**Instruction:** State how many lines in the listing below include the word "ylabel", and add nothing besides the number.
** begin Material supplied **
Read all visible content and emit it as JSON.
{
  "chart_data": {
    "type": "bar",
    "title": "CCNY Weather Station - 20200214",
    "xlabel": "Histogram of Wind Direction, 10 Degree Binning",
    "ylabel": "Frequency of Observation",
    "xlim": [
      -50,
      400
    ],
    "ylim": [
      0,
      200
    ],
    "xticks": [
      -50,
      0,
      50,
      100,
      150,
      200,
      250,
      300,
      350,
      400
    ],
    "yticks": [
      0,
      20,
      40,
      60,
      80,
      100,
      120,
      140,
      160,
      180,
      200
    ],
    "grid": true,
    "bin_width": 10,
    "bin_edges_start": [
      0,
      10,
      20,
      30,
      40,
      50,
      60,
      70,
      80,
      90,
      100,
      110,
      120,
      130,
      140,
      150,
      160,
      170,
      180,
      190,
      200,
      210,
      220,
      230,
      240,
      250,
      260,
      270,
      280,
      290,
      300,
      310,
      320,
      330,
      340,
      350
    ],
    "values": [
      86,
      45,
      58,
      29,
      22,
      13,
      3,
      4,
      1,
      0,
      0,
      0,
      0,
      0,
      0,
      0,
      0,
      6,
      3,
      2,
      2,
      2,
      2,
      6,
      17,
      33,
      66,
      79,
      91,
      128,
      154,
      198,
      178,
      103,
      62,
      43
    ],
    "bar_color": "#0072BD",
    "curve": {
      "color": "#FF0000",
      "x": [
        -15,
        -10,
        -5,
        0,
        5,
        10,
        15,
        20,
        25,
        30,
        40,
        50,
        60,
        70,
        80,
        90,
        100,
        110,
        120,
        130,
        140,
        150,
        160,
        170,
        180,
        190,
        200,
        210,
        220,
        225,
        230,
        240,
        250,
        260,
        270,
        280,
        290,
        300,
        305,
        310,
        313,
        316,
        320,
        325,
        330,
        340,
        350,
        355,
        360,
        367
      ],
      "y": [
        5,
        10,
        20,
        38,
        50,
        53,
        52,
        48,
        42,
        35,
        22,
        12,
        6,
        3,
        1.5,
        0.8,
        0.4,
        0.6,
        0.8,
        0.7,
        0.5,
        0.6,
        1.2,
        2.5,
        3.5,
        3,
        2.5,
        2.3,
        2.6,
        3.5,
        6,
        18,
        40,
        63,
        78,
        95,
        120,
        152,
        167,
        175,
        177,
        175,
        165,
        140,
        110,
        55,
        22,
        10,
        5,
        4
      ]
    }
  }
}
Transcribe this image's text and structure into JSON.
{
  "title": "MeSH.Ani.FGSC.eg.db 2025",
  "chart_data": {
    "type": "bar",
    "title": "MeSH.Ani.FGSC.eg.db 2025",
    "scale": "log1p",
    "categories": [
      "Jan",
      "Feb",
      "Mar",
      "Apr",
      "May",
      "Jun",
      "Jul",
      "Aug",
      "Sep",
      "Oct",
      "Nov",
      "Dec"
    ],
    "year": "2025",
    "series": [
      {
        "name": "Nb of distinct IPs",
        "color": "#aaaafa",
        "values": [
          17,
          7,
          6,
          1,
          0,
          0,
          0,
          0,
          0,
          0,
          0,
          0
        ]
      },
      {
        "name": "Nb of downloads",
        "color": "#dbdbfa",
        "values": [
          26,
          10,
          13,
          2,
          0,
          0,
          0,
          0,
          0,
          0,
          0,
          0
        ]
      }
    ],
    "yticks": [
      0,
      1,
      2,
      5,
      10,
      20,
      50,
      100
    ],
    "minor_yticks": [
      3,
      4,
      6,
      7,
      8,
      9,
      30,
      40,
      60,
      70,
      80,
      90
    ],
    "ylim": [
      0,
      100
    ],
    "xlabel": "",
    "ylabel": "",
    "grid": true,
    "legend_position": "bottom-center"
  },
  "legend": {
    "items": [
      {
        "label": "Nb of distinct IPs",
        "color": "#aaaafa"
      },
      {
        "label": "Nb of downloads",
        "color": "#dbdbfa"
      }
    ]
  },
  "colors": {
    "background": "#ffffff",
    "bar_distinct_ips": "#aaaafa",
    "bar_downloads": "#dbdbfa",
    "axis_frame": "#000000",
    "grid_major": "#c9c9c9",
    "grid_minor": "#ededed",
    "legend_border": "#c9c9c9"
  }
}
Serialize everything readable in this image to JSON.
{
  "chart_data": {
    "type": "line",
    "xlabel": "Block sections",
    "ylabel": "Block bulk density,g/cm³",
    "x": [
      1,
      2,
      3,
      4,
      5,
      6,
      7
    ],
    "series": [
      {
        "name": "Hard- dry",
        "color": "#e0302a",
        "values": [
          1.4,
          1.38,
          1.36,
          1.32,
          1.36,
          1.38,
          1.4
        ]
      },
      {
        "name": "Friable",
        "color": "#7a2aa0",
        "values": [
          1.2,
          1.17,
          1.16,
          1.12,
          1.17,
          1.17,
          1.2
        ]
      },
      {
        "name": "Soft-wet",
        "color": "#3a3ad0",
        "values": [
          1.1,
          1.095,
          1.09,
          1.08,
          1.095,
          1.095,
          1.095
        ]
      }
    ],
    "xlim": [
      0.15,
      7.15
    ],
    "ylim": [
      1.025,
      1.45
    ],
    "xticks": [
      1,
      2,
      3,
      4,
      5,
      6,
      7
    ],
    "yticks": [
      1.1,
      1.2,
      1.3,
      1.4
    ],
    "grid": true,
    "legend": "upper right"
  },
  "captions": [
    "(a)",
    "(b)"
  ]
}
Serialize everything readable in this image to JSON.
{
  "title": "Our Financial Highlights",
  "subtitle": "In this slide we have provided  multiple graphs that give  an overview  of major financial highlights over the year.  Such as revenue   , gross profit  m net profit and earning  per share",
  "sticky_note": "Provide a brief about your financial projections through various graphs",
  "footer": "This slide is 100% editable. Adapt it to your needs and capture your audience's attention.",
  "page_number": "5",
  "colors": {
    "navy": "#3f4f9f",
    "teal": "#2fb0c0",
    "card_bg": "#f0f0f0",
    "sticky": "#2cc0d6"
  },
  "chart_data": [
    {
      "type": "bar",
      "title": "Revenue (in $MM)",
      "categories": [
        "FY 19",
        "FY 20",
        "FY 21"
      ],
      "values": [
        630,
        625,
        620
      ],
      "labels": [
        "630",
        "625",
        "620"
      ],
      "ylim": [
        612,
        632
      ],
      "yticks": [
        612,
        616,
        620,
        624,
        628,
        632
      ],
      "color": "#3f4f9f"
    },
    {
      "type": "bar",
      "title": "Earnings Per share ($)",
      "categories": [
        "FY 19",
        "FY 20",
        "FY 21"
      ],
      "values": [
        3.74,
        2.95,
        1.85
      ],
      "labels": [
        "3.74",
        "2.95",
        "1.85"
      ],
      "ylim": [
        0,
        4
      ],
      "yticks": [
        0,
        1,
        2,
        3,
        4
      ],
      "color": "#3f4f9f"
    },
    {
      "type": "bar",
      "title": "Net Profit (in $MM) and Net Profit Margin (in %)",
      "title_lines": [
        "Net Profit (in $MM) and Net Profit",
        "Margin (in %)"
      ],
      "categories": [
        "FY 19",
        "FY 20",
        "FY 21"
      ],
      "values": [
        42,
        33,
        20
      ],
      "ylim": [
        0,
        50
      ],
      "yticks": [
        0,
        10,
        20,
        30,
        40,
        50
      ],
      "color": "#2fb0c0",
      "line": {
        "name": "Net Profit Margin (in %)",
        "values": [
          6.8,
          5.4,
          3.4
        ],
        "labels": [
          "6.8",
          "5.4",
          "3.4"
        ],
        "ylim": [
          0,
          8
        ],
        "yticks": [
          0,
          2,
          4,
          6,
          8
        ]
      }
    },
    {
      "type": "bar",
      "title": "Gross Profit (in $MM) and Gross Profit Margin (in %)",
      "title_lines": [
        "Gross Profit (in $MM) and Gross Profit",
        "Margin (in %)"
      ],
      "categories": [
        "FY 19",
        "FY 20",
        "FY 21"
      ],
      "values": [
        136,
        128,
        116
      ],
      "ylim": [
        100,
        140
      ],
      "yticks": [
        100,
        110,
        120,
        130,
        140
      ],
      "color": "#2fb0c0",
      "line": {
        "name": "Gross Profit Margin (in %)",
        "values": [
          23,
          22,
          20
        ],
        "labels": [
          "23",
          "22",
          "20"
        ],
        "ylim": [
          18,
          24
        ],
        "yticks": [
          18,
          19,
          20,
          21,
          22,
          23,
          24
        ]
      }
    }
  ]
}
** end Material supplied **
**Written solution:** 3